_Data supplied:_
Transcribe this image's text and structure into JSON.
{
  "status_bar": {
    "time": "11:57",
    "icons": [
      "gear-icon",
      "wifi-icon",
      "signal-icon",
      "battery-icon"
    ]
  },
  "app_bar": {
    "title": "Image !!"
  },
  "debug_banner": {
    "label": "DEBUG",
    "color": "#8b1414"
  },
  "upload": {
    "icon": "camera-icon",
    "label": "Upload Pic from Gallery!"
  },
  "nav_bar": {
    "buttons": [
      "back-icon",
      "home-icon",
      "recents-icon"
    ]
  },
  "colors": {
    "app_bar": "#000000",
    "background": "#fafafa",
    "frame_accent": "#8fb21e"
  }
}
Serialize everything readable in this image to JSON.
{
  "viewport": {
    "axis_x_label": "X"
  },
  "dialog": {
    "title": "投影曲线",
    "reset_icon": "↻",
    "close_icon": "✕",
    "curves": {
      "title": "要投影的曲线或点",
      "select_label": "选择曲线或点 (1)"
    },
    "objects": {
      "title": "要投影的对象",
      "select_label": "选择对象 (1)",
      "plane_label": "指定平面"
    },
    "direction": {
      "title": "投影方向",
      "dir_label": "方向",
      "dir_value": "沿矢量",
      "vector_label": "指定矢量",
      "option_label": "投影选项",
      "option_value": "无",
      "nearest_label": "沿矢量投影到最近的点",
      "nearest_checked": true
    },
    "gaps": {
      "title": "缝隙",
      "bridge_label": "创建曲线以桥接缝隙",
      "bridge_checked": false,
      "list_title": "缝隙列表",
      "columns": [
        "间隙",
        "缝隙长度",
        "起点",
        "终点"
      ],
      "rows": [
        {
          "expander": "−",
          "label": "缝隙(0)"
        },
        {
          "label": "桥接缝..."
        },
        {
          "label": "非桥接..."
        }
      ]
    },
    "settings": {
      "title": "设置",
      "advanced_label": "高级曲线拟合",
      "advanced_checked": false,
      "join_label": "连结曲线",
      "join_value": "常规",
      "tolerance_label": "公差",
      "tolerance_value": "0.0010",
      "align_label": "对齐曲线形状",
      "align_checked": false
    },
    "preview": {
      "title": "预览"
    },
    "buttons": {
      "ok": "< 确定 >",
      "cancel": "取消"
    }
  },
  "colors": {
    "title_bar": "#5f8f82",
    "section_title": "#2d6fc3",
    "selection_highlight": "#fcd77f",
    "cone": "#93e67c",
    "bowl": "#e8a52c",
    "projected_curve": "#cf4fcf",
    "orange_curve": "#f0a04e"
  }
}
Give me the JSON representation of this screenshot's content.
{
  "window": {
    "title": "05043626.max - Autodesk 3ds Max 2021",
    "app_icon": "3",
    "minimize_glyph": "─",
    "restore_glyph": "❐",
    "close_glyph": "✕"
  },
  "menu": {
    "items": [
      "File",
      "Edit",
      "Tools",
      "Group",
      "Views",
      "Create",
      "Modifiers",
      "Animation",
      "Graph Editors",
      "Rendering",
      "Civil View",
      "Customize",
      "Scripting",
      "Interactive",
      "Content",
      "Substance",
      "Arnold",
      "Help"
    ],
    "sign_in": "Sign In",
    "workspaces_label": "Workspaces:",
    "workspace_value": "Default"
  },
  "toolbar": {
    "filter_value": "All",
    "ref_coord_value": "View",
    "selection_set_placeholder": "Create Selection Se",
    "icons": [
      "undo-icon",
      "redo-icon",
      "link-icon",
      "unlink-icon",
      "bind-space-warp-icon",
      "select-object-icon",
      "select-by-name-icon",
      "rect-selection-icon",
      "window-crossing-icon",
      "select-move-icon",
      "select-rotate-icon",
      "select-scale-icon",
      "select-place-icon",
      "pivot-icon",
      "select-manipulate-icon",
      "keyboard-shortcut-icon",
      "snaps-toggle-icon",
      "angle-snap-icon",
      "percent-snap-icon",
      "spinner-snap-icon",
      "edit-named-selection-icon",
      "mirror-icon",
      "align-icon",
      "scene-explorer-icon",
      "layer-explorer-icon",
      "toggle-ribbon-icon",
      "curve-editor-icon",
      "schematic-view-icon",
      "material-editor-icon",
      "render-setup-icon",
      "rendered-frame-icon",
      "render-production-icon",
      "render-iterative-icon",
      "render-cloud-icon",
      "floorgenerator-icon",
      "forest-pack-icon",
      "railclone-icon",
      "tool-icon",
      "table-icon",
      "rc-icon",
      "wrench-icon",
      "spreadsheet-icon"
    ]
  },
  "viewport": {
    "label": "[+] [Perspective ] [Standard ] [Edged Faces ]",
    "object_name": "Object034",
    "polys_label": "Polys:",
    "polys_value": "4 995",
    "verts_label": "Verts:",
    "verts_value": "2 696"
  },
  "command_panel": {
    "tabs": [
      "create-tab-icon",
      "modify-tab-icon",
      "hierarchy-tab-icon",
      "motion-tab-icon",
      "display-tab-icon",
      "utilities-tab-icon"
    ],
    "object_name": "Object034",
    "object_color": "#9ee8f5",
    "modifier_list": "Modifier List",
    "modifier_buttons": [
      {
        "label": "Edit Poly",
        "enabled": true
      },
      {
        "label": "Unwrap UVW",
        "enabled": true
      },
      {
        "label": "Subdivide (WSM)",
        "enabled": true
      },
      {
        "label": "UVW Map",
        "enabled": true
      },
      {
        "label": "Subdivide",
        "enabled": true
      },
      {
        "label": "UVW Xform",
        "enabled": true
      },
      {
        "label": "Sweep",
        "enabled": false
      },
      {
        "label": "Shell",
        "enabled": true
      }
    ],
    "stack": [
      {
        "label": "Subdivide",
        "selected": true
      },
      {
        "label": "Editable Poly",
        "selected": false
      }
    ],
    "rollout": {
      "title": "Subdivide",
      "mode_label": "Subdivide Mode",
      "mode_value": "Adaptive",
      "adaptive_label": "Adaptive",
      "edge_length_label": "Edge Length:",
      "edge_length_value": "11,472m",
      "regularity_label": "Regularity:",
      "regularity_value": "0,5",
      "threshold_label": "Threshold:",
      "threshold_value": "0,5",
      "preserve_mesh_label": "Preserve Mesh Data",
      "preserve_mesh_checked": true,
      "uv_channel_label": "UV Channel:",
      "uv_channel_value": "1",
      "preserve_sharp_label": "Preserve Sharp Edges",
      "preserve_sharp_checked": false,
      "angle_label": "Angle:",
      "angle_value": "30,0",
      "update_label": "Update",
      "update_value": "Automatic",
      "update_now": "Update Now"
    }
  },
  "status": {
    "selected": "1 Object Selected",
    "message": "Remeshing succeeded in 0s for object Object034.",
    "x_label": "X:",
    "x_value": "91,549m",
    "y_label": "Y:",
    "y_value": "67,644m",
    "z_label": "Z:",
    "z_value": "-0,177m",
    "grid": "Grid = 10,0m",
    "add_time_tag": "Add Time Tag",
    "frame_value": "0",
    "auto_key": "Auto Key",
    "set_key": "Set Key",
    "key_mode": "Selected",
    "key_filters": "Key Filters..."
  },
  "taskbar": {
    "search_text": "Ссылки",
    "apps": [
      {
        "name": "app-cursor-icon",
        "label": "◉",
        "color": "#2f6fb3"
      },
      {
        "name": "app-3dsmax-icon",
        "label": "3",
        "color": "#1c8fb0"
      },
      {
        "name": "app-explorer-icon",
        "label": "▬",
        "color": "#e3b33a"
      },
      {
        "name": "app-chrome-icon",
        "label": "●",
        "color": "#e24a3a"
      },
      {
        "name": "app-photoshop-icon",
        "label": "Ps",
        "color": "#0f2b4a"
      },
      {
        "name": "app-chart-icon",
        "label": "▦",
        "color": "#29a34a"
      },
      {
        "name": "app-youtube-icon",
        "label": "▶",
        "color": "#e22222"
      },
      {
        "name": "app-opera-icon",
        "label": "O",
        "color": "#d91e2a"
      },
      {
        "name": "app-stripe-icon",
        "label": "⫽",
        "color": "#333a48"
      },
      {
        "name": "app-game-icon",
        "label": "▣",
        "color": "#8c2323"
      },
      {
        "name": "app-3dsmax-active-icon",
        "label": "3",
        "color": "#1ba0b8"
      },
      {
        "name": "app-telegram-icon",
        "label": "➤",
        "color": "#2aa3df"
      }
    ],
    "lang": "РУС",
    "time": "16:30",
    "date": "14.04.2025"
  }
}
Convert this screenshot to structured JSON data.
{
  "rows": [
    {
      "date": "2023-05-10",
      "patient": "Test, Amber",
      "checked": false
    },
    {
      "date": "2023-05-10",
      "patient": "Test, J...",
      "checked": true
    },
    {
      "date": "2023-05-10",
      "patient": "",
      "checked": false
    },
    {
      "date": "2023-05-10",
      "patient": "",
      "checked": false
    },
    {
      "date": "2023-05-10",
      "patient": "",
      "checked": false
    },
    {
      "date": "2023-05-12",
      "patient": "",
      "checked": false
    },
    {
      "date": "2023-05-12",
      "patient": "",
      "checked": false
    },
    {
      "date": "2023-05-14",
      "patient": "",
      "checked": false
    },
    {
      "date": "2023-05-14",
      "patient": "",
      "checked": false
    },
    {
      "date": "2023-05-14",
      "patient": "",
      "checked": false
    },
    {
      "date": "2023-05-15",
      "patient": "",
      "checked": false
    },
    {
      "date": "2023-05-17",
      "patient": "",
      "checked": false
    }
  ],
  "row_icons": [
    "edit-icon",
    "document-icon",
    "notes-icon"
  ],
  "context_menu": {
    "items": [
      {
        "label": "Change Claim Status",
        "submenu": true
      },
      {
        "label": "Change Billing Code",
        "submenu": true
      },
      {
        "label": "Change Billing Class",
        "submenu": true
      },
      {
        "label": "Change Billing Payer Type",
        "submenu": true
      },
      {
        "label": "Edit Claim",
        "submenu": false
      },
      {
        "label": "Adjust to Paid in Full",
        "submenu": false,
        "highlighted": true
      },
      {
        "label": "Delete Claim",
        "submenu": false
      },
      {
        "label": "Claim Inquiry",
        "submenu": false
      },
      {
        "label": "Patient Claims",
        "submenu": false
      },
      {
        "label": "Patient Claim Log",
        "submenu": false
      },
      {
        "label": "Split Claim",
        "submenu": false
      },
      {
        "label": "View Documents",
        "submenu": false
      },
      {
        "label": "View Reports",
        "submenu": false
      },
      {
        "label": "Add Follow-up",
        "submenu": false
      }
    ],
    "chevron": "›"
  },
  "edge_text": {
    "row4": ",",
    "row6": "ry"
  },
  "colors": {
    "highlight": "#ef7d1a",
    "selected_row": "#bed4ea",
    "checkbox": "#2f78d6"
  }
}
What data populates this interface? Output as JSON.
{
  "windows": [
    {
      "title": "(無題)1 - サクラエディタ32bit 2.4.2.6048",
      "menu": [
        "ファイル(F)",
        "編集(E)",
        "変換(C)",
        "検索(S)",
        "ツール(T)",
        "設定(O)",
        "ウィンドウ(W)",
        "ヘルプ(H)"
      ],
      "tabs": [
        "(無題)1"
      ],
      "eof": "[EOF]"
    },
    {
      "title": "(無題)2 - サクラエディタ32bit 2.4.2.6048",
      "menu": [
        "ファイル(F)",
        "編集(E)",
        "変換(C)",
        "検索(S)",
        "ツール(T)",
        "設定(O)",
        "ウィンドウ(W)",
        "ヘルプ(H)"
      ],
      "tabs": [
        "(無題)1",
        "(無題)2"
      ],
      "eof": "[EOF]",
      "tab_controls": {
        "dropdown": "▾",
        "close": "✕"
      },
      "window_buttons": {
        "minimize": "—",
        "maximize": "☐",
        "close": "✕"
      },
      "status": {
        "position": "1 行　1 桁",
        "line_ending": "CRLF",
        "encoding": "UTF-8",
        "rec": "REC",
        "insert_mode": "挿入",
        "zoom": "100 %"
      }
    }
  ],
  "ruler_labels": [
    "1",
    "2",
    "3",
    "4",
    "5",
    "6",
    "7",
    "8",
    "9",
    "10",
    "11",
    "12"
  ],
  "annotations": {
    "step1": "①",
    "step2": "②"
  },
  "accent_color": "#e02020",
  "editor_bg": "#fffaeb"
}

_Exercise objective:_ Extract all lines containing the word "Billing".

_Solution to this task:_
        "label": "Change Billing Code",
        "label": "Change Billing Class",
        "label": "Change Billing Payer Type",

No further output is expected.